━━━━━ RECORDS SUPPLIED

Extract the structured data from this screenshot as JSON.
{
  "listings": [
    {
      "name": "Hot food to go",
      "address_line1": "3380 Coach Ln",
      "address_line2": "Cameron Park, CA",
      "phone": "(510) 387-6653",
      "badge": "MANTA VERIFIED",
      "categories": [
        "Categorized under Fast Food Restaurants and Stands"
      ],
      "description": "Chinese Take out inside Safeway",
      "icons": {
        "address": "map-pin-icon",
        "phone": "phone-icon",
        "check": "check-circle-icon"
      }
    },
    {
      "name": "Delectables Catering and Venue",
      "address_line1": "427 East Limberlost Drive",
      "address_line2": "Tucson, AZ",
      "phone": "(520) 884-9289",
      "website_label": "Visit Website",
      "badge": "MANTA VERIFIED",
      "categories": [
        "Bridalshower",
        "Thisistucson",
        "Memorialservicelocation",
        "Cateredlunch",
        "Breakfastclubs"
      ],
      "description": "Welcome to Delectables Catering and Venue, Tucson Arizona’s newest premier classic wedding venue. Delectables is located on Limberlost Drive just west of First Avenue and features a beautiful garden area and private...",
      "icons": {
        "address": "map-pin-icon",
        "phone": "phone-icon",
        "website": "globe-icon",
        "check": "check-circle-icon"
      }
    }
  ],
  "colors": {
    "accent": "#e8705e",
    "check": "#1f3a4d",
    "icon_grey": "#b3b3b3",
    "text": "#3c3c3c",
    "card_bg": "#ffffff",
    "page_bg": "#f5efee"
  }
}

━━━━━━━━━━
━━━━━ RECORDS SUPPLIED

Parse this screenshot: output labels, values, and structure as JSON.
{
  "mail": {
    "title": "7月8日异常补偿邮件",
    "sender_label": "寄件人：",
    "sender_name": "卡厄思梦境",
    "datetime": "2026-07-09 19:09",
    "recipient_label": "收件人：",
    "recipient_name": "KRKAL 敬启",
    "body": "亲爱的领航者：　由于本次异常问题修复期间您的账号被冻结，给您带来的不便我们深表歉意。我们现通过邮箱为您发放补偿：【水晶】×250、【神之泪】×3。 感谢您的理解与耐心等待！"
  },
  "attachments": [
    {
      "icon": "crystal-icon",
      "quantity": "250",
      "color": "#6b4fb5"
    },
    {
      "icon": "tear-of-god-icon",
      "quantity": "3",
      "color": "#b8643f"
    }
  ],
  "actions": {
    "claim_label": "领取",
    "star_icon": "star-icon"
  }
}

━━━━━━━━━━
━━━━━ RECORDS SUPPLIED

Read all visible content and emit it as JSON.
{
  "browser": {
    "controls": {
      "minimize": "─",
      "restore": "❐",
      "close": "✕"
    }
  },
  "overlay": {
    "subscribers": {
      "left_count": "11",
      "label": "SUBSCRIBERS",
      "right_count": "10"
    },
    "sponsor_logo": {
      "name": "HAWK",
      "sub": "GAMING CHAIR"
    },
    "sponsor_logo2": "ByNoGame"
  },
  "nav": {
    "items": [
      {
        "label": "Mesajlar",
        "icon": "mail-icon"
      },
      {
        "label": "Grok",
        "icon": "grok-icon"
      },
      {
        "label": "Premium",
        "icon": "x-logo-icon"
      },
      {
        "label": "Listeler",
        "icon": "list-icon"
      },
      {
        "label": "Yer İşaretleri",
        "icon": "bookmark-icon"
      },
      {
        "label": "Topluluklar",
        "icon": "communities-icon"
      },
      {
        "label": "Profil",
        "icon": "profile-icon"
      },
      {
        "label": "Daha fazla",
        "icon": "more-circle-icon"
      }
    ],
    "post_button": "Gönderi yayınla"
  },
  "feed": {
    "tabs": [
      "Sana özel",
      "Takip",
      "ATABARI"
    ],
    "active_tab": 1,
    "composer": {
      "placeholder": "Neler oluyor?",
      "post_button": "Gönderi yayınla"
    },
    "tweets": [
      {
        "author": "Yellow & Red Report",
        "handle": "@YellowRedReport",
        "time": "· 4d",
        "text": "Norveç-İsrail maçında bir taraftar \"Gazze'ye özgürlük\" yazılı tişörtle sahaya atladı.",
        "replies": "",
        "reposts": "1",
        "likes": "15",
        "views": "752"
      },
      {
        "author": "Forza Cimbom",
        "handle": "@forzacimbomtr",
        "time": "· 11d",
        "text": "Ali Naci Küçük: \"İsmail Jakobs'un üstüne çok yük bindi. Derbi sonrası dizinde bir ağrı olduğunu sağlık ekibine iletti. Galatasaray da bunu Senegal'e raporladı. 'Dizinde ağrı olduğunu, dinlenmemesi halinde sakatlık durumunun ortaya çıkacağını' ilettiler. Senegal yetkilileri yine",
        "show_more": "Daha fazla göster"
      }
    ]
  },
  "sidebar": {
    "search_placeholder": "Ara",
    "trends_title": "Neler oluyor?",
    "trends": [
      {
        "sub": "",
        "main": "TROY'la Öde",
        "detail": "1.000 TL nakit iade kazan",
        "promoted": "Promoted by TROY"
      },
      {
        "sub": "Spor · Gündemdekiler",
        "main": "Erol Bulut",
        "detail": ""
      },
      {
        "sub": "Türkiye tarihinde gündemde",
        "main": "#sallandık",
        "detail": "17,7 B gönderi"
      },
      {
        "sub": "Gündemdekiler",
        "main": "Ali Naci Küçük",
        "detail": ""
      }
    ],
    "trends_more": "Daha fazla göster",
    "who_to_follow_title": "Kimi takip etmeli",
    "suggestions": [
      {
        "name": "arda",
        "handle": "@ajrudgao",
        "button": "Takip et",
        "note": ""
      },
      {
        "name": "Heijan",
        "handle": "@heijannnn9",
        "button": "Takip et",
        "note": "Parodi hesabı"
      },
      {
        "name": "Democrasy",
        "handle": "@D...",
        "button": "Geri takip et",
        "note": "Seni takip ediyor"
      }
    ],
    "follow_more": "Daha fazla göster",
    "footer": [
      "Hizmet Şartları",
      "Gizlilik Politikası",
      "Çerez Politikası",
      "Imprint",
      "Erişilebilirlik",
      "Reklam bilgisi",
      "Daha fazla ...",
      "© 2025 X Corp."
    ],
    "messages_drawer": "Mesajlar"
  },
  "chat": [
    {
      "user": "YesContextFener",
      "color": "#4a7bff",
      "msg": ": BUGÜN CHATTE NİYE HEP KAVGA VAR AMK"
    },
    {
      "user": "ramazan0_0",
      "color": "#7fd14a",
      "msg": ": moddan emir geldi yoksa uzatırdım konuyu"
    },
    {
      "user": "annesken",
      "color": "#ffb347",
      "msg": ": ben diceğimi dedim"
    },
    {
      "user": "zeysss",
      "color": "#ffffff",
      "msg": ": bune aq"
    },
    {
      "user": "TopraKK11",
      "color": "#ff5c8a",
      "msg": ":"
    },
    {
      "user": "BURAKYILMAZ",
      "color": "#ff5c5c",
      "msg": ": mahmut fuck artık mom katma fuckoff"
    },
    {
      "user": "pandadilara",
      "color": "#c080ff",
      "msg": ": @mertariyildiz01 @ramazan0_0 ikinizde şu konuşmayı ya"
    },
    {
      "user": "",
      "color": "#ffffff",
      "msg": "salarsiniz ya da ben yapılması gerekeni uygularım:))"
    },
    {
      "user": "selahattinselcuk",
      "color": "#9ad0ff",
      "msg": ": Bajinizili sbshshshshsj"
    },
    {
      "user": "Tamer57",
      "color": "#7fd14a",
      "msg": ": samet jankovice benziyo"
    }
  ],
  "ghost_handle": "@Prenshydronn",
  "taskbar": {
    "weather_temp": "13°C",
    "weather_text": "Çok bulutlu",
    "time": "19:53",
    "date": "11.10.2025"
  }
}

━━━━━━━━━━

» TASK INSTRUCTIONS: Count the lines in the records above that contain the word "main", and reply with only that number.

» RESPONSE TO THE EXERCISE: 4